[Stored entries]
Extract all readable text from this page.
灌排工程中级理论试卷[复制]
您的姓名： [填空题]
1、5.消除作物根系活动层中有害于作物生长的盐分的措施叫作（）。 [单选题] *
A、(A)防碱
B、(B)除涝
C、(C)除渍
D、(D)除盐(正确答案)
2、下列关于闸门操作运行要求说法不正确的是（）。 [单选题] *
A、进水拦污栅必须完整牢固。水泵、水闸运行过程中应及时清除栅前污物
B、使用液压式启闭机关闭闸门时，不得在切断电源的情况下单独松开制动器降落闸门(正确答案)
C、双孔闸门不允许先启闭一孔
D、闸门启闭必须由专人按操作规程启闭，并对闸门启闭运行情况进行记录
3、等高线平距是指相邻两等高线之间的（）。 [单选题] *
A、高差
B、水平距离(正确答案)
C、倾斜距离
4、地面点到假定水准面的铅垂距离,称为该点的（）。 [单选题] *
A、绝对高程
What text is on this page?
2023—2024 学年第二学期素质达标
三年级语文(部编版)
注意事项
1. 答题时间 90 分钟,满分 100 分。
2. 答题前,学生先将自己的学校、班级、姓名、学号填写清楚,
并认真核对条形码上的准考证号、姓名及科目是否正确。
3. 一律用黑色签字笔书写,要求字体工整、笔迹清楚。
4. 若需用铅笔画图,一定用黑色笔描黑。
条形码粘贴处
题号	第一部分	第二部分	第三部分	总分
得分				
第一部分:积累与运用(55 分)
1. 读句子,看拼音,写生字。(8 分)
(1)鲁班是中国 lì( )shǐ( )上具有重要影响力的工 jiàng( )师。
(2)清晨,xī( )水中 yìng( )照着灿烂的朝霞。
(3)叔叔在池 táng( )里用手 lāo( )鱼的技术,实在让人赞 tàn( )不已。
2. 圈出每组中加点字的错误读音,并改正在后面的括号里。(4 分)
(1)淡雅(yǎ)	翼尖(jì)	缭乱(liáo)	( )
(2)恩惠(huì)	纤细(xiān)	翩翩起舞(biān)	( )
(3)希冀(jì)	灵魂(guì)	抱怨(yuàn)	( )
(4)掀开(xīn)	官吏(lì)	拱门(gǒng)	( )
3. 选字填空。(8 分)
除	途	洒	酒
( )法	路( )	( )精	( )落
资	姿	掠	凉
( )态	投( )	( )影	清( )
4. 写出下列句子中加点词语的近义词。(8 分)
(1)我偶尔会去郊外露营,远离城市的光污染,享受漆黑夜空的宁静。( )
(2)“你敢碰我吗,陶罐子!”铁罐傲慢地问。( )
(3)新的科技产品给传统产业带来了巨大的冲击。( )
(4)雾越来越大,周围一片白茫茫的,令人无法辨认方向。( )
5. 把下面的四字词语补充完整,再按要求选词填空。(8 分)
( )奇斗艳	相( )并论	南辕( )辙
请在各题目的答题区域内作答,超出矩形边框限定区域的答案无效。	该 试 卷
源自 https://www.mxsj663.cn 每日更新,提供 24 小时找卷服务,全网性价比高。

TASK REQUIREMENTS.
Report each line of the material above where the word "正确答案" appears.

EXERCISE ANSWER.
D、(D)除盐(正确答案)
B、使用液压式启闭机关闭闸门时，不得在切断电源的情况下单独松开制动器降落闸门(正确答案)
B、水平距离(正确答案)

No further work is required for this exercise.